→ **WHAT THE TASK REQUIRES**
Copy every record below exactly.

* BEGIN DATA SHOWN *

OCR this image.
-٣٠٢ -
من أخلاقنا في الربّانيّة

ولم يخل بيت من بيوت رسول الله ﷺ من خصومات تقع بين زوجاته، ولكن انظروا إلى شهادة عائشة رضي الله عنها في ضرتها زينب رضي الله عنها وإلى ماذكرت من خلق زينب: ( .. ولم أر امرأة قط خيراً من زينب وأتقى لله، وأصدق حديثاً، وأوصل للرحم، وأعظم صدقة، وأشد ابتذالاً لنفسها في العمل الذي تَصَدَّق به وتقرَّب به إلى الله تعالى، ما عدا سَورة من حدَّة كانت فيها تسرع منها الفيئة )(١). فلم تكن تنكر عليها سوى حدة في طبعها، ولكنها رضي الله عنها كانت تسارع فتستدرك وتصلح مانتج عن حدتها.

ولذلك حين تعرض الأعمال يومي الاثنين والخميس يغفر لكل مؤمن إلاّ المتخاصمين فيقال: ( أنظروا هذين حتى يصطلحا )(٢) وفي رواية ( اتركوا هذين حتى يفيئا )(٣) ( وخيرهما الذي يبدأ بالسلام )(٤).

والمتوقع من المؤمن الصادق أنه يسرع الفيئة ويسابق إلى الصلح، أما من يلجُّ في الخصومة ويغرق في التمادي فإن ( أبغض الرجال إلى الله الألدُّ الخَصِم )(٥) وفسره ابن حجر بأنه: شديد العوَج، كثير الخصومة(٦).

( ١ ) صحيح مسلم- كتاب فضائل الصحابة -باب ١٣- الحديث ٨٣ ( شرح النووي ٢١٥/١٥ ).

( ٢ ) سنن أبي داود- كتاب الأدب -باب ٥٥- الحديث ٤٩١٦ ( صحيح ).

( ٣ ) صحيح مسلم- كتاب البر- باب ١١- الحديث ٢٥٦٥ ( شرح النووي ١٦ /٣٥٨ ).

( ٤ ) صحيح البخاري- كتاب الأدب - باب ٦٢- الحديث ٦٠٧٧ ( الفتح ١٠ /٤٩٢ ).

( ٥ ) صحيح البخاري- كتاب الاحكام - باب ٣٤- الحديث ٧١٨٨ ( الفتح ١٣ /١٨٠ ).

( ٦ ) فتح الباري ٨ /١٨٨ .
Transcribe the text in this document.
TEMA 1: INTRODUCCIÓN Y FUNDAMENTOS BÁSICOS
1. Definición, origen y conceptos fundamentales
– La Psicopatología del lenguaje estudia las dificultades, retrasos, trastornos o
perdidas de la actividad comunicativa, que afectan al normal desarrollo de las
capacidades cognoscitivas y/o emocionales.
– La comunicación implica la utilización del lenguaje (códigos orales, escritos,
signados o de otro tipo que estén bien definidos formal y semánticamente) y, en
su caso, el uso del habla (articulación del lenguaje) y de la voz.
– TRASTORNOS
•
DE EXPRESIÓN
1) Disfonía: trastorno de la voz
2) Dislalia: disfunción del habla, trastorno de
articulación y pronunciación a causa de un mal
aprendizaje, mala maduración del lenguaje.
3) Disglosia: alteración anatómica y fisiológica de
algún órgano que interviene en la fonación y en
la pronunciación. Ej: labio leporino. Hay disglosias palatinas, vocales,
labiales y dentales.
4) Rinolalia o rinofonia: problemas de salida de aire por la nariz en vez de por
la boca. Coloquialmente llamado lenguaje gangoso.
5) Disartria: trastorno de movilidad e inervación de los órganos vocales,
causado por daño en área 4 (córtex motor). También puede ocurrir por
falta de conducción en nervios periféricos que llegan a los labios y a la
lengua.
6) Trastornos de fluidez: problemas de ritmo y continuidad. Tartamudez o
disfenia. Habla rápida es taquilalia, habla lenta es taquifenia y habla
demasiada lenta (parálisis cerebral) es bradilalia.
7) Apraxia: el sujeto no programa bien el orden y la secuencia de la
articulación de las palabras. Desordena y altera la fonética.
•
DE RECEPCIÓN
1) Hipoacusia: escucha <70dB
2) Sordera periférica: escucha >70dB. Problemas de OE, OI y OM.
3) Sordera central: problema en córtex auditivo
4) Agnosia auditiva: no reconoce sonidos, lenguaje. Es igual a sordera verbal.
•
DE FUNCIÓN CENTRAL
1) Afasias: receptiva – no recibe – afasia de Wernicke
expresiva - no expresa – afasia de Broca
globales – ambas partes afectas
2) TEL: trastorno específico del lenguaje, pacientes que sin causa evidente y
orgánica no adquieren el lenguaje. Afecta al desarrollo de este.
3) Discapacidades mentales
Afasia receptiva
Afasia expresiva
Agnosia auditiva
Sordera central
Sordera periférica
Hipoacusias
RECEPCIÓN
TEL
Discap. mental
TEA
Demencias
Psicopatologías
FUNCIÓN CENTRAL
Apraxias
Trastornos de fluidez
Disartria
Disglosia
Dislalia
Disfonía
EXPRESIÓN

* END DATA SHOWN *

→ **ANSWER**
OCR this image.
-٣٠٢ -
من أخلاقنا في الربّانيّة

ولم يخل بيت من بيوت رسول الله ﷺ من خصومات تقع بين زوجاته، ولكن انظروا إلى شهادة عائشة رضي الله عنها في ضرتها زينب رضي الله عنها وإلى ماذكرت من خلق زينب: ( .. ولم أر امرأة قط خيراً من زينب وأتقى لله، وأصدق حديثاً، وأوصل للرحم، وأعظم صدقة، وأشد ابتذالاً لنفسها في العمل الذي تَصَدَّق به وتقرَّب به إلى الله تعالى، ما عدا سَورة من حدَّة كانت فيها تسرع منها الفيئة )(١). فلم تكن تنكر عليها سوى حدة في طبعها، ولكنها رضي الله عنها كانت تسارع فتستدرك وتصلح مانتج عن حدتها.

ولذلك حين تعرض الأعمال يومي الاثنين والخميس يغفر لكل مؤمن إلاّ المتخاصمين فيقال: ( أنظروا هذين حتى يصطلحا )(٢) وفي رواية ( اتركوا هذين حتى يفيئا )(٣) ( وخيرهما الذي يبدأ بالسلام )(٤).

والمتوقع من المؤمن الصادق أنه يسرع الفيئة ويسابق إلى الصلح، أما من يلجُّ في الخصومة ويغرق في التمادي فإن ( أبغض الرجال إلى الله الألدُّ الخَصِم )(٥) وفسره ابن حجر بأنه: شديد العوَج، كثير الخصومة(٦).

( ١ ) صحيح مسلم- كتاب فضائل الصحابة -باب ١٣- الحديث ٨٣ ( شرح النووي ٢١٥/١٥ ).

( ٢ ) سنن أبي داود- كتاب الأدب -باب ٥٥- الحديث ٤٩١٦ ( صحيح ).

( ٣ ) صحيح مسلم- كتاب البر- باب ١١- الحديث ٢٥٦٥ ( شرح النووي ١٦ /٣٥٨ ).

( ٤ ) صحيح البخاري- كتاب الأدب - باب ٦٢- الحديث ٦٠٧٧ ( الفتح ١٠ /٤٩٢ ).

( ٥ ) صحيح البخاري- كتاب الاحكام - باب ٣٤- الحديث ٧١٨٨ ( الفتح ١٣ /١٨٠ ).

( ٦ ) فتح الباري ٨ /١٨٨ .
Transcribe the text in this document.
TEMA 1: INTRODUCCIÓN Y FUNDAMENTOS BÁSICOS
1. Definición, origen y conceptos fundamentales
– La Psicopatología del lenguaje estudia las dificultades, retrasos, trastornos o
perdidas de la actividad comunicativa, que afectan al normal desarrollo de las
capacidades cognoscitivas y/o emocionales.
– La comunicación implica la utilización del lenguaje (códigos orales, escritos,
signados o de otro tipo que estén bien definidos formal y semánticamente) y, en
su caso, el uso del habla (articulación del lenguaje) y de la voz.
– TRASTORNOS
•
DE EXPRESIÓN
1) Disfonía: trastorno de la voz
2) Dislalia: disfunción del habla, trastorno de
articulación y pronunciación a causa de un mal
aprendizaje, mala maduración del lenguaje.
3) Disglosia: alteración anatómica y fisiológica de
algún órgano que interviene en la fonación y en
la pronunciación. Ej: labio leporino. Hay disglosias palatinas, vocales,
labiales y dentales.
4) Rinolalia o rinofonia: problemas de salida de aire por la nariz en vez de por
la boca. Coloquialmente llamado lenguaje gangoso.
5) Disartria: trastorno de movilidad e inervación de los órganos vocales,
causado por daño en área 4 (córtex motor). También puede ocurrir por
falta de conducción en nervios periféricos que llegan a los labios y a la
lengua.
6) Trastornos de fluidez: problemas de ritmo y continuidad. Tartamudez o
disfenia. Habla rápida es taquilalia, habla lenta es taquifenia y habla
demasiada lenta (parálisis cerebral) es bradilalia.
7) Apraxia: el sujeto no programa bien el orden y la secuencia de la
articulación de las palabras. Desordena y altera la fonética.
•
DE RECEPCIÓN
1) Hipoacusia: escucha <70dB
2) Sordera periférica: escucha >70dB. Problemas de OE, OI y OM.
3) Sordera central: problema en córtex auditivo
4) Agnosia auditiva: no reconoce sonidos, lenguaje. Es igual a sordera verbal.
•
DE FUNCIÓN CENTRAL
1) Afasias: receptiva – no recibe – afasia de Wernicke
expresiva - no expresa – afasia de Broca
globales – ambas partes afectas
2) TEL: trastorno específico del lenguaje, pacientes que sin causa evidente y
orgánica no adquieren el lenguaje. Afecta al desarrollo de este.
3) Discapacidades mentales
Afasia receptiva
Afasia expresiva
Agnosia auditiva
Sordera central
Sordera periférica
Hipoacusias
RECEPCIÓN
TEL
Discap. mental
TEA
Demencias
Psicopatologías
FUNCIÓN CENTRAL
Apraxias
Trastornos de fluidez
Disartria
Disglosia
Dislalia
Disfonía
EXPRESIÓN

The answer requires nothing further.